• _DATA SHOWN_
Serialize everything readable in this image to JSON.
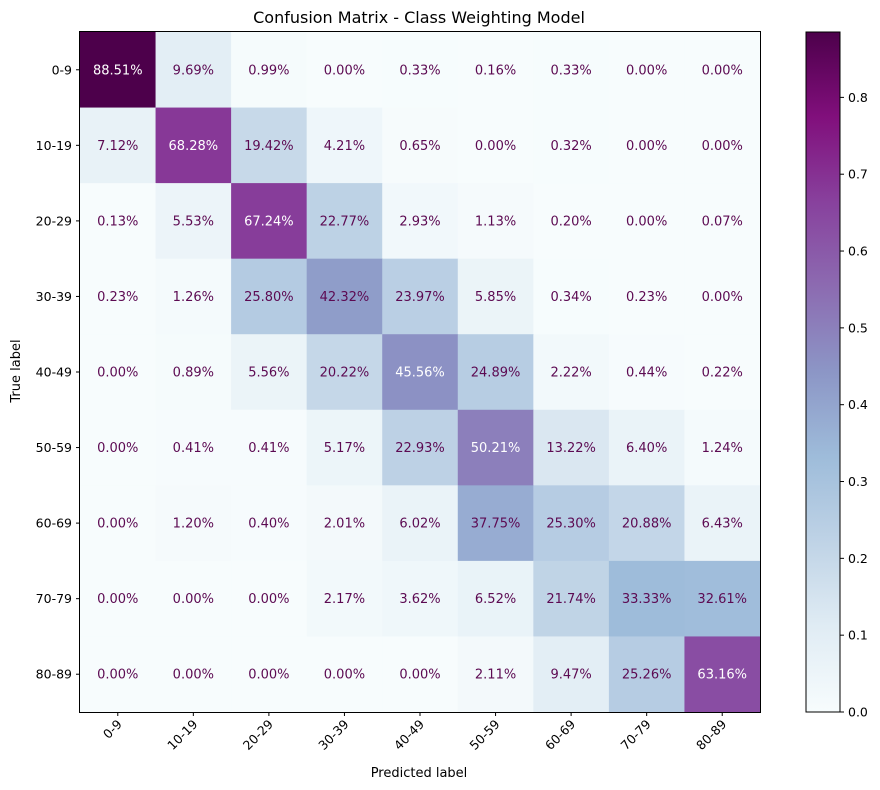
{
  "chart_data": {
    "type": "heatmap",
    "title": "Confusion Matrix - Class Weighting Model",
    "xlabel": "Predicted label",
    "ylabel": "True label",
    "x_labels": [
      "0-9",
      "10-19",
      "20-29",
      "30-39",
      "40-49",
      "50-59",
      "60-69",
      "70-79",
      "80-89"
    ],
    "y_labels": [
      "0-9",
      "10-19",
      "20-29",
      "30-39",
      "40-49",
      "50-59",
      "60-69",
      "70-79",
      "80-89"
    ],
    "values": [
      [
        88.51,
        9.69,
        0.99,
        0.0,
        0.33,
        0.16,
        0.33,
        0.0,
        0.0
      ],
      [
        7.12,
        68.28,
        19.42,
        4.21,
        0.65,
        0.0,
        0.32,
        0.0,
        0.0
      ],
      [
        0.13,
        5.53,
        67.24,
        22.77,
        2.93,
        1.13,
        0.2,
        0.0,
        0.07
      ],
      [
        0.23,
        1.26,
        25.8,
        42.32,
        23.97,
        5.85,
        0.34,
        0.23,
        0.0
      ],
      [
        0.0,
        0.89,
        5.56,
        20.22,
        45.56,
        24.89,
        2.22,
        0.44,
        0.22
      ],
      [
        0.0,
        0.41,
        0.41,
        5.17,
        22.93,
        50.21,
        13.22,
        6.4,
        1.24
      ],
      [
        0.0,
        1.2,
        0.4,
        2.01,
        6.02,
        37.75,
        25.3,
        20.88,
        6.43
      ],
      [
        0.0,
        0.0,
        0.0,
        2.17,
        3.62,
        6.52,
        21.74,
        33.33,
        32.61
      ],
      [
        0.0,
        0.0,
        0.0,
        0.0,
        0.0,
        2.11,
        9.47,
        25.26,
        63.16
      ]
    ],
    "value_format": "percent",
    "colormap": "BuPu",
    "colorbar": {
      "range": [
        0.0,
        0.8851
      ],
      "ticks": [
        "0.0",
        "0.1",
        "0.2",
        "0.3",
        "0.4",
        "0.5",
        "0.6",
        "0.7",
        "0.8"
      ]
    },
    "text_colors": {
      "dark": "#5c0a52",
      "light": "#ffffff"
    }
  }
}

• _GOAL_
Restate each of the entries above word for word and skip every image.

• _COMPLETED TASK_
Serialize everything readable in this image to JSON.
{
  "chart_data": {
    "type": "heatmap",
    "title": "Confusion Matrix - Class Weighting Model",
    "xlabel": "Predicted label",
    "ylabel": "True label",
    "x_labels": [
      "0-9",
      "10-19",
      "20-29",
      "30-39",
      "40-49",
      "50-59",
      "60-69",
      "70-79",
      "80-89"
    ],
    "y_labels": [
      "0-9",
      "10-19",
      "20-29",
      "30-39",
      "40-49",
      "50-59",
      "60-69",
      "70-79",
      "80-89"
    ],
    "values": [
      [
        88.51,
        9.69,
        0.99,
        0.0,
        0.33,
        0.16,
        0.33,
        0.0,
        0.0
      ],
      [
        7.12,
        68.28,
        19.42,
        4.21,
        0.65,
        0.0,
        0.32,
        0.0,
        0.0
      ],
      [
        0.13,
        5.53,
        67.24,
        22.77,
        2.93,
        1.13,
        0.2,
        0.0,
        0.07
      ],
      [
        0.23,
        1.26,
        25.8,
        42.32,
        23.97,
        5.85,
        0.34,
        0.23,
        0.0
      ],
      [
        0.0,
        0.89,
        5.56,
        20.22,
        45.56,
        24.89,
        2.22,
        0.44,
        0.22
      ],
      [
        0.0,
        0.41,
        0.41,
        5.17,
        22.93,
        50.21,
        13.22,
        6.4,
        1.24
      ],
      [
        0.0,
        1.2,
        0.4,
        2.01,
        6.02,
        37.75,
        25.3,
        20.88,
        6.43
      ],
      [
        0.0,
        0.0,
        0.0,
        2.17,
        3.62,
        6.52,
        21.74,
        33.33,
        32.61
      ],
      [
        0.0,
        0.0,
        0.0,
        0.0,
        0.0,
        2.11,
        9.47,
        25.26,
        63.16
      ]
    ],
    "value_format": "percent",
    "colormap": "BuPu",
    "colorbar": {
      "range": [
        0.0,
        0.8851
      ],
      "ticks": [
        "0.0",
        "0.1",
        "0.2",
        "0.3",
        "0.4",
        "0.5",
        "0.6",
        "0.7",
        "0.8"
      ]
    },
    "text_colors": {
      "dark": "#5c0a52",
      "light": "#ffffff"
    }
  }
}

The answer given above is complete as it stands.